GIVEN DATA ::
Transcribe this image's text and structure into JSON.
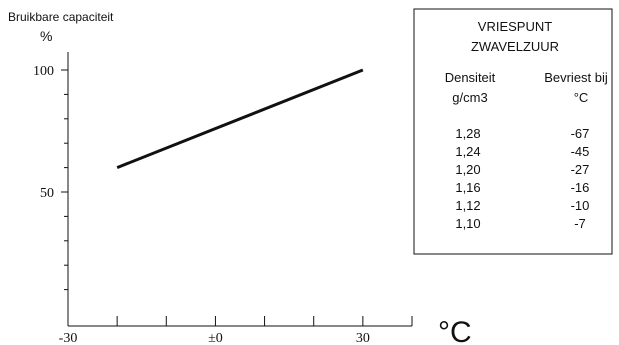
{
  "chart_data": {
    "type": "line",
    "ylabel": "Bruikbare capaciteit",
    "yunit": "%",
    "xunit": "°C",
    "x_tick_labels": [
      "-30",
      "±0",
      "30"
    ],
    "y_tick_labels": [
      "100",
      "50"
    ],
    "x_tick_values": [
      -30,
      0,
      30
    ],
    "y_tick_values": [
      100,
      50
    ],
    "xlim": [
      -30,
      40
    ],
    "ylim": [
      0,
      100
    ],
    "series": [
      {
        "x": [
          -20,
          30
        ],
        "y": [
          60,
          100
        ]
      }
    ]
  },
  "table": {
    "title_line1": "VRIESPUNT",
    "title_line2": "ZWAVELZUUR",
    "col1_header": "Densiteit",
    "col1_unit": "g/cm3",
    "col2_header": "Bevriest bij",
    "col2_unit": "°C",
    "rows": [
      {
        "density": "1,28",
        "freeze": "-67"
      },
      {
        "density": "1,24",
        "freeze": "-45"
      },
      {
        "density": "1,20",
        "freeze": "-27"
      },
      {
        "density": "1,16",
        "freeze": "-16"
      },
      {
        "density": "1,12",
        "freeze": "-10"
      },
      {
        "density": "1,10",
        "freeze": "-7"
      }
    ]
  }
}
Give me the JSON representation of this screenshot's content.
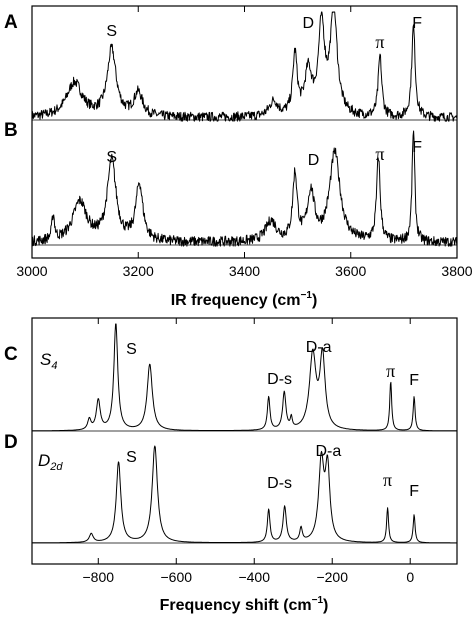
{
  "chart_data": [
    {
      "type": "line",
      "panel": "A",
      "xlabel": "IR frequency (cm-1)",
      "xlim": [
        3000,
        3800
      ],
      "x_ticks": [
        3000,
        3200,
        3400,
        3600,
        3800
      ],
      "y_axis": "arbitrary intensity (no ticks)",
      "peak_labels": [
        {
          "text": "S",
          "x": 3150
        },
        {
          "text": "D",
          "x": 3520
        },
        {
          "text": "π",
          "x": 3655
        },
        {
          "text": "F",
          "x": 3725
        }
      ],
      "series": [
        {
          "values_description": "noisy experimental IR spectrum",
          "peaks": [
            {
              "x": 3080,
              "y": 0.32
            },
            {
              "x": 3150,
              "y": 0.62
            },
            {
              "x": 3200,
              "y": 0.22
            },
            {
              "x": 3455,
              "y": 0.14
            },
            {
              "x": 3495,
              "y": 0.56
            },
            {
              "x": 3520,
              "y": 0.4
            },
            {
              "x": 3545,
              "y": 0.82
            },
            {
              "x": 3568,
              "y": 0.96
            },
            {
              "x": 3655,
              "y": 0.56
            },
            {
              "x": 3718,
              "y": 0.84
            }
          ]
        }
      ]
    },
    {
      "type": "line",
      "panel": "B",
      "xlabel": "IR frequency (cm-1)",
      "xlim": [
        3000,
        3800
      ],
      "x_ticks": [
        3000,
        3200,
        3400,
        3600,
        3800
      ],
      "peak_labels": [
        {
          "text": "S",
          "x": 3150
        },
        {
          "text": "D",
          "x": 3530
        },
        {
          "text": "π",
          "x": 3655
        },
        {
          "text": "F",
          "x": 3725
        }
      ],
      "series": [
        {
          "values_description": "noisy experimental IR spectrum",
          "peaks": [
            {
              "x": 3040,
              "y": 0.22
            },
            {
              "x": 3090,
              "y": 0.35
            },
            {
              "x": 3150,
              "y": 0.7
            },
            {
              "x": 3202,
              "y": 0.5
            },
            {
              "x": 3450,
              "y": 0.18
            },
            {
              "x": 3495,
              "y": 0.58
            },
            {
              "x": 3525,
              "y": 0.42
            },
            {
              "x": 3570,
              "y": 0.78
            },
            {
              "x": 3652,
              "y": 0.74
            },
            {
              "x": 3718,
              "y": 1.0
            }
          ]
        }
      ]
    },
    {
      "type": "line",
      "panel": "C",
      "point_group": "S4",
      "xlabel": "Frequency shift (cm-1)",
      "xlim": [
        -970,
        120
      ],
      "x_ticks": [
        -800,
        -600,
        -400,
        -200,
        0
      ],
      "peak_labels": [
        {
          "text": "S",
          "x": -715
        },
        {
          "text": "D-s",
          "x": -335
        },
        {
          "text": "D-a",
          "x": -235
        },
        {
          "text": "π",
          "x": -50
        },
        {
          "text": "F",
          "x": 10
        }
      ],
      "series": [
        {
          "peaks": [
            {
              "x": -823,
              "y": 0.1
            },
            {
              "x": -800,
              "y": 0.28
            },
            {
              "x": -755,
              "y": 1.0
            },
            {
              "x": -668,
              "y": 0.62
            },
            {
              "x": -363,
              "y": 0.31
            },
            {
              "x": -323,
              "y": 0.35
            },
            {
              "x": -305,
              "y": 0.1
            },
            {
              "x": -250,
              "y": 0.7
            },
            {
              "x": -225,
              "y": 0.68
            },
            {
              "x": -50,
              "y": 0.46
            },
            {
              "x": 10,
              "y": 0.32
            }
          ]
        }
      ]
    },
    {
      "type": "line",
      "panel": "D",
      "point_group": "D2d",
      "xlabel": "Frequency shift (cm-1)",
      "xlim": [
        -970,
        120
      ],
      "x_ticks": [
        -800,
        -600,
        -400,
        -200,
        0
      ],
      "peak_labels": [
        {
          "text": "S",
          "x": -715
        },
        {
          "text": "D-s",
          "x": -335
        },
        {
          "text": "D-a",
          "x": -210
        },
        {
          "text": "π",
          "x": -58
        },
        {
          "text": "F",
          "x": 10
        }
      ],
      "series": [
        {
          "peaks": [
            {
              "x": -818,
              "y": 0.09
            },
            {
              "x": -748,
              "y": 0.83
            },
            {
              "x": -655,
              "y": 1.0
            },
            {
              "x": -363,
              "y": 0.34
            },
            {
              "x": -322,
              "y": 0.37
            },
            {
              "x": -280,
              "y": 0.14
            },
            {
              "x": -228,
              "y": 0.82
            },
            {
              "x": -212,
              "y": 0.74
            },
            {
              "x": -58,
              "y": 0.36
            },
            {
              "x": 10,
              "y": 0.29
            }
          ]
        }
      ]
    }
  ],
  "labels": {
    "panel_a": "A",
    "panel_b": "B",
    "panel_c": "C",
    "panel_d": "D",
    "s4_main": "S",
    "s4_sub": "4",
    "d2d_main": "D",
    "d2d_sub": "2d",
    "top_axis_main": "IR frequency (cm",
    "top_axis_sup": "−1",
    "top_axis_close": ")",
    "bottom_axis_main": "Frequency shift (cm",
    "bottom_axis_sup": "−1",
    "bottom_axis_close": ")"
  }
}
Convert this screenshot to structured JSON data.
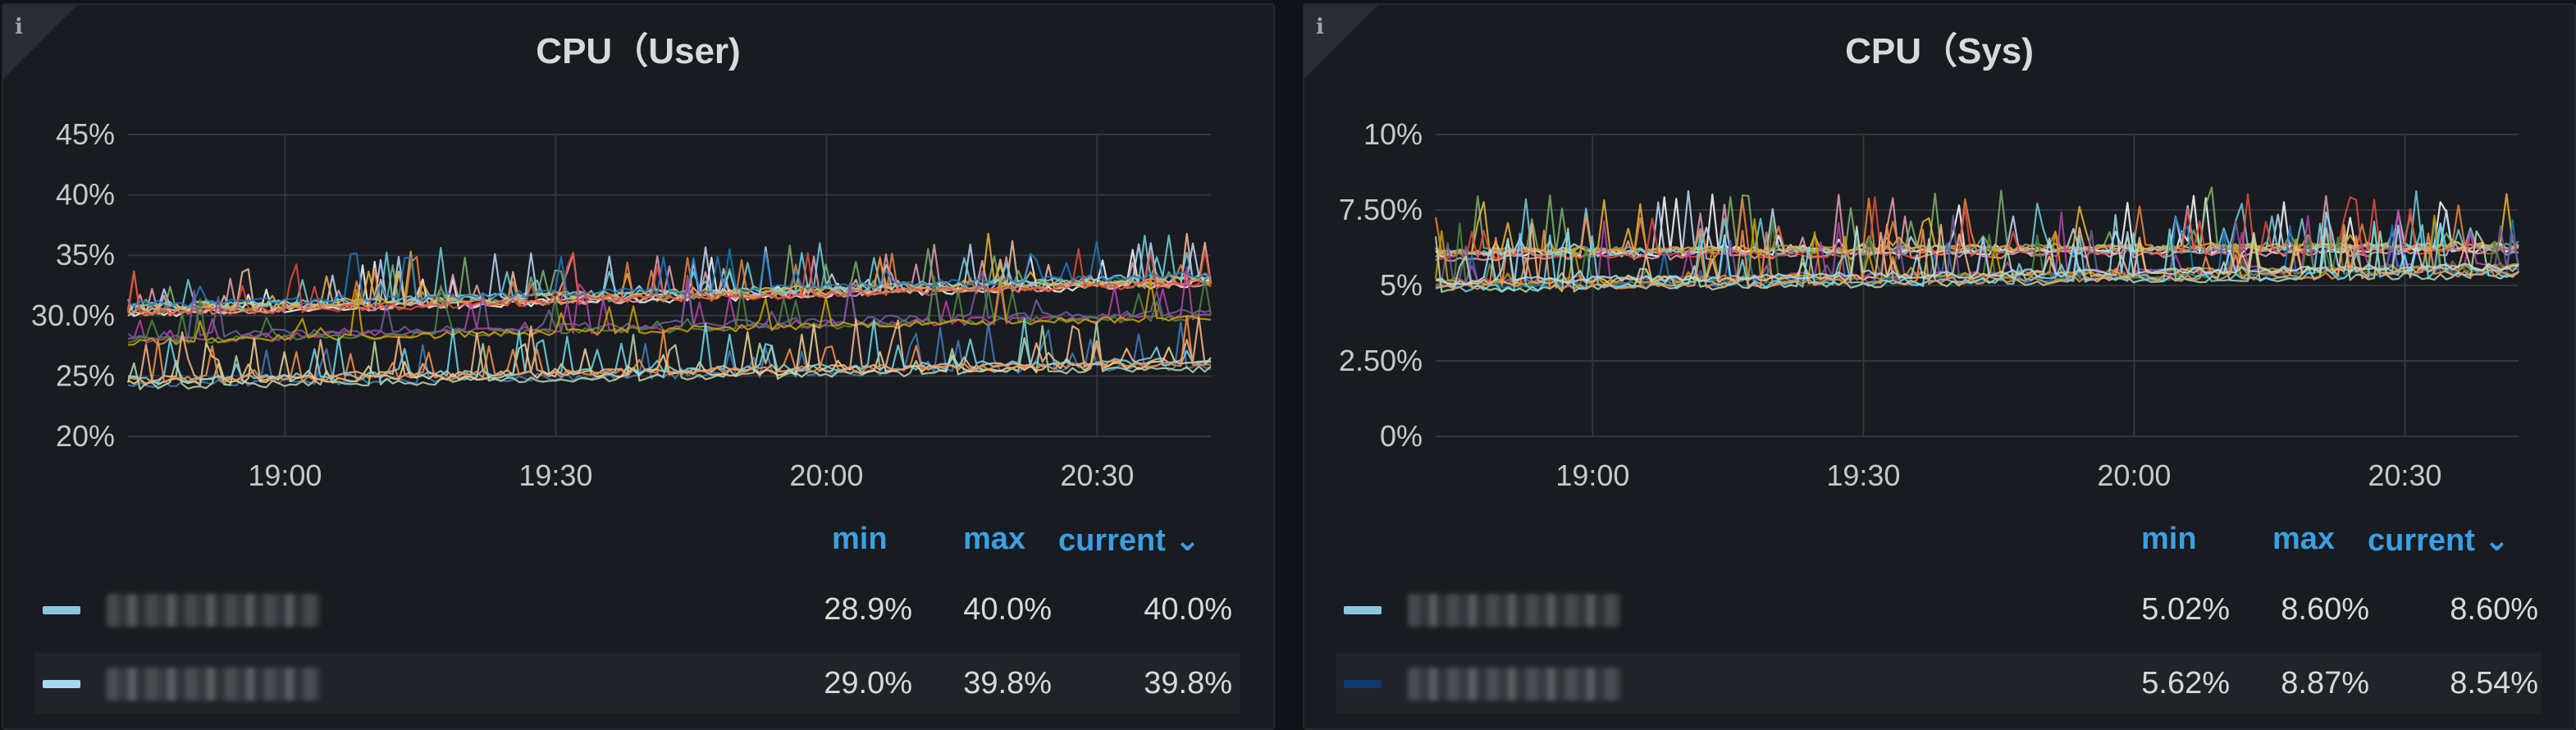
{
  "panels": [
    {
      "title": "CPU（User)",
      "info_icon": "i",
      "y_ticks": [
        "45%",
        "40%",
        "35%",
        "30.0%",
        "25%",
        "20%"
      ],
      "x_ticks": [
        "19:00",
        "19:30",
        "20:00",
        "20:30"
      ],
      "legend_headers": {
        "min": "min",
        "max": "max",
        "current": "current ⌄"
      },
      "legend_rows": [
        {
          "name": "",
          "color": "#8ac6e0",
          "min": "28.9%",
          "max": "40.0%",
          "current": "40.0%"
        },
        {
          "name": "",
          "color": "#a8d8f0",
          "min": "29.0%",
          "max": "39.8%",
          "current": "39.8%"
        }
      ]
    },
    {
      "title": "CPU（Sys)",
      "info_icon": "i",
      "y_ticks": [
        "10%",
        "7.50%",
        "5%",
        "2.50%",
        "0%"
      ],
      "x_ticks": [
        "19:00",
        "19:30",
        "20:00",
        "20:30"
      ],
      "legend_headers": {
        "min": "min",
        "max": "max",
        "current": "current ⌄"
      },
      "legend_rows": [
        {
          "name": "",
          "color": "#8ac6e0",
          "min": "5.02%",
          "max": "8.60%",
          "current": "8.60%"
        },
        {
          "name": "",
          "color": "#0e3a6e",
          "min": "5.62%",
          "max": "8.87%",
          "current": "8.54%"
        }
      ]
    }
  ],
  "chart_data": [
    {
      "type": "line",
      "title": "CPU（User)",
      "x_ticks": [
        "19:00",
        "19:30",
        "20:00",
        "20:30"
      ],
      "ylim": [
        20,
        45
      ],
      "y_unit": "%",
      "grid": true,
      "series_colors": [
        "#ffffff",
        "#f2c0a0",
        "#e8a0b8",
        "#c0d8f8",
        "#7eb26d",
        "#eab839",
        "#6ed0e0",
        "#ef843c",
        "#e24d42",
        "#1f78c1",
        "#ba43a9",
        "#705da0",
        "#508642",
        "#cca300",
        "#447ebc",
        "#f9ba8f",
        "#b7dbab",
        "#f4d598",
        "#70dbed",
        "#f9934e"
      ],
      "bands": [
        {
          "start": 30.5,
          "end": 33.0,
          "count": 10
        },
        {
          "start": 28.0,
          "end": 30.0,
          "count": 4
        },
        {
          "start": 24.5,
          "end": 26.0,
          "count": 6
        }
      ]
    },
    {
      "type": "line",
      "title": "CPU（Sys)",
      "x_ticks": [
        "19:00",
        "19:30",
        "20:00",
        "20:30"
      ],
      "ylim": [
        0,
        10
      ],
      "y_unit": "%",
      "grid": true,
      "series_colors": [
        "#ffffff",
        "#c0d8f8",
        "#e8a0b8",
        "#7eb26d",
        "#eab839",
        "#6ed0e0",
        "#ef843c",
        "#e24d42",
        "#1f78c1",
        "#ba43a9",
        "#705da0",
        "#508642",
        "#cca300",
        "#f9ba8f",
        "#b7dbab",
        "#70dbed",
        "#f9934e",
        "#a0e0f0"
      ],
      "bands": [
        {
          "start": 6.0,
          "end": 6.2,
          "count": 8
        },
        {
          "start": 5.0,
          "end": 5.5,
          "count": 10
        }
      ]
    }
  ]
}
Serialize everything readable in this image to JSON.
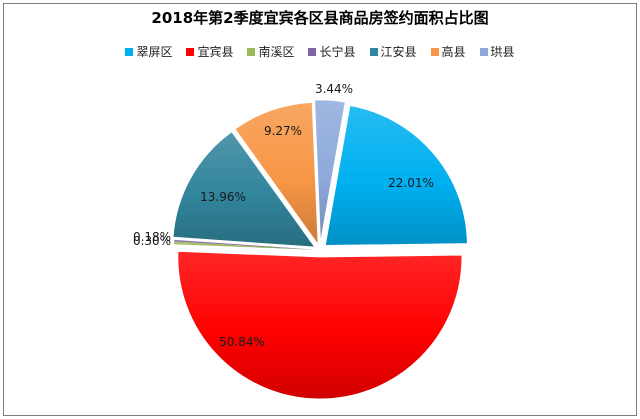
{
  "chart_data": {
    "type": "pie",
    "title": "2018年第2季度宜宾各区县商品房签约面积占比图",
    "categories": [
      "翠屏区",
      "宜宾县",
      "南溪区",
      "长宁县",
      "江安县",
      "高县",
      "珙县"
    ],
    "values": [
      22.01,
      50.84,
      0.3,
      0.18,
      13.96,
      9.27,
      3.44
    ],
    "data_labels": [
      "22.01%",
      "50.84%",
      "0.30%",
      "0.18%",
      "13.96%",
      "9.27%",
      "3.44%"
    ],
    "colors": [
      "#00B0F0",
      "#FF0000",
      "#9BBB59",
      "#8064A2",
      "#31859C",
      "#F79646",
      "#8EAADB"
    ],
    "legend_position": "top"
  }
}
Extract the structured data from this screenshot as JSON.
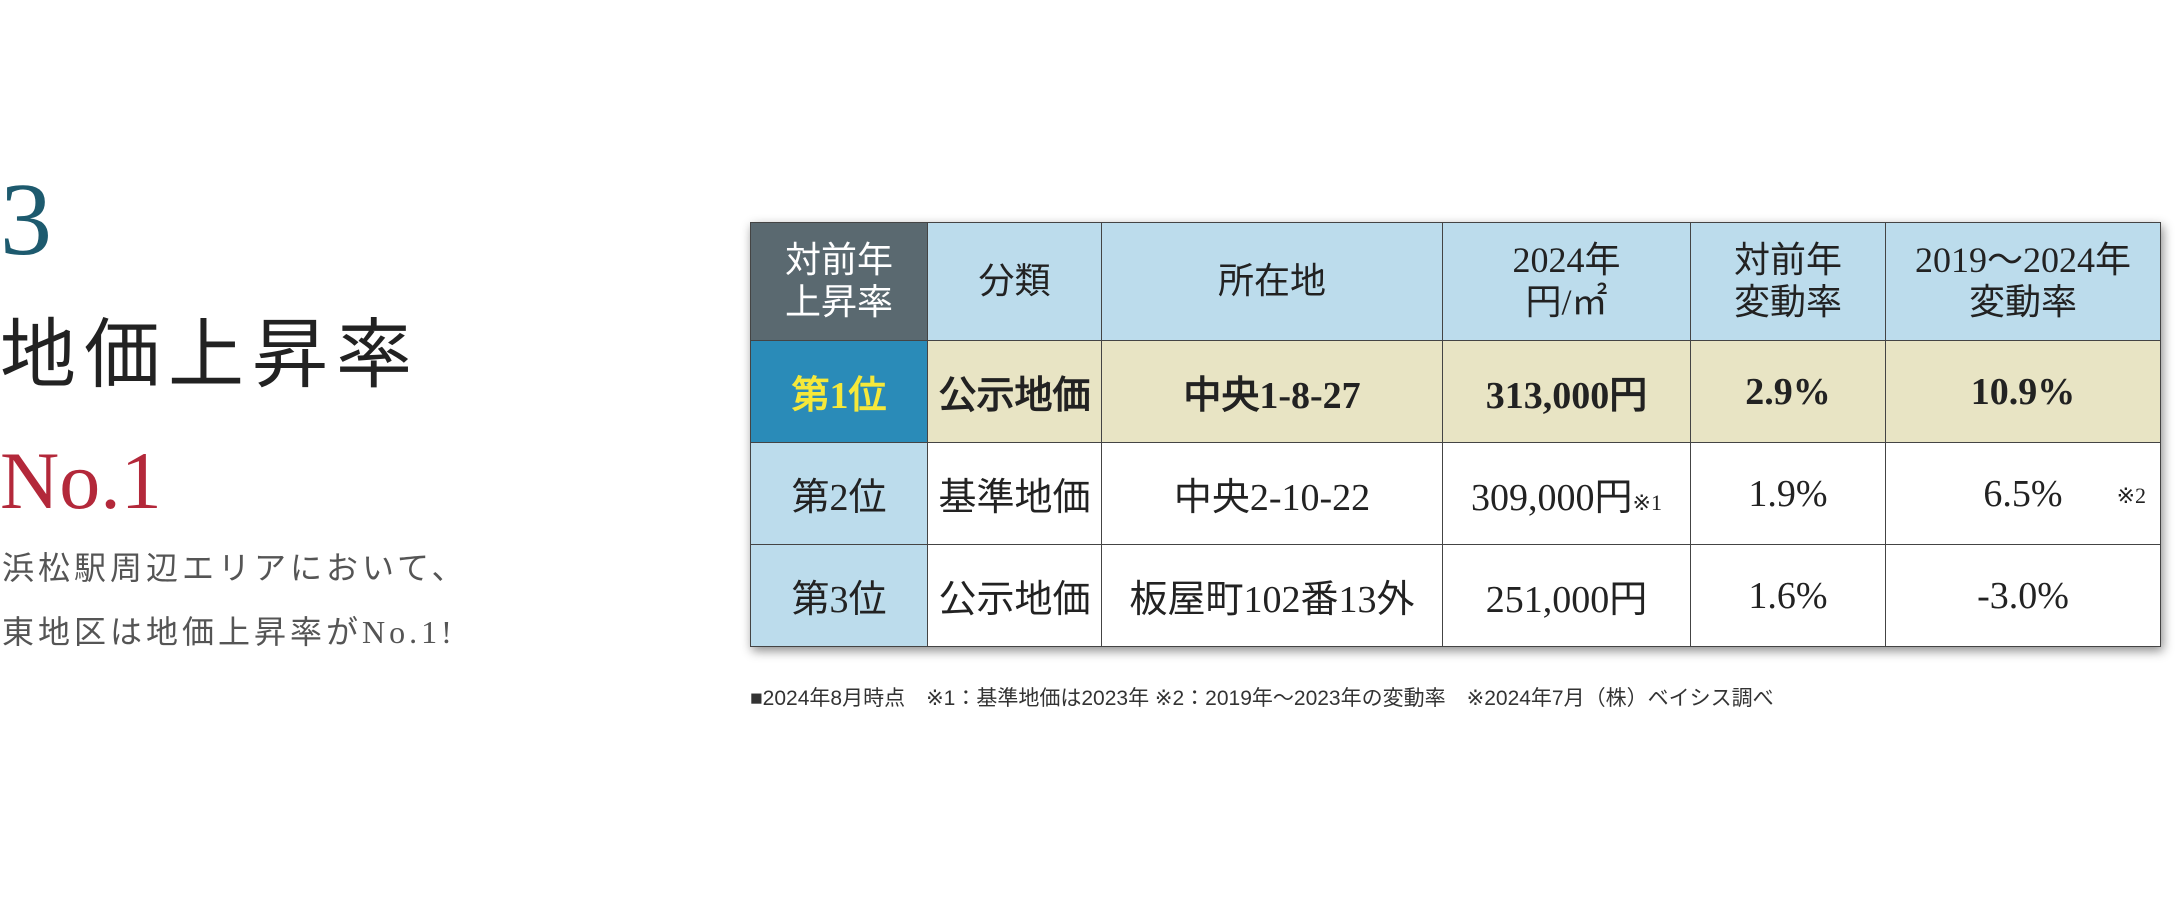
{
  "intro": {
    "number": "3",
    "title": "地価上昇率",
    "rank": "No.1",
    "lines": [
      "浜松駅周辺エリアにおいて、",
      "東地区は地価上昇率がNo.1!"
    ]
  },
  "table": {
    "header": [
      [
        "対前年",
        "上昇率"
      ],
      [
        "分類"
      ],
      [
        "所在地"
      ],
      [
        "2024年",
        "円/㎡"
      ],
      [
        "対前年",
        "変動率"
      ],
      [
        "2019～2024年",
        "変動率"
      ]
    ],
    "rows": [
      {
        "rank": "第1位",
        "type": "公示地価",
        "location": "中央1-8-27",
        "price": "313,000円",
        "yoy": "2.9%",
        "change": "10.9%"
      },
      {
        "rank": "第2位",
        "type": "基準地価",
        "location": "中央2-10-22",
        "price": "309,000円",
        "price_note": "※1",
        "yoy": "1.9%",
        "change": "6.5%",
        "change_note": "※2"
      },
      {
        "rank": "第3位",
        "type": "公示地価",
        "location": "板屋町102番13外",
        "price": "251,000円",
        "yoy": "1.6%",
        "change": "-3.0%"
      }
    ]
  },
  "footnote": "■2024年8月時点　※1：基準地価は2023年  ※2：2019年～2023年の変動率　※2024年7月（株）ベイシス調べ"
}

WHAT IS BEING ASKED ::
Where a line above holds the string "image", show that line.

TASK OUTPUT ::
Transcribe this image's text and structure into JSON.
Serialize everything readable in this image to JSON.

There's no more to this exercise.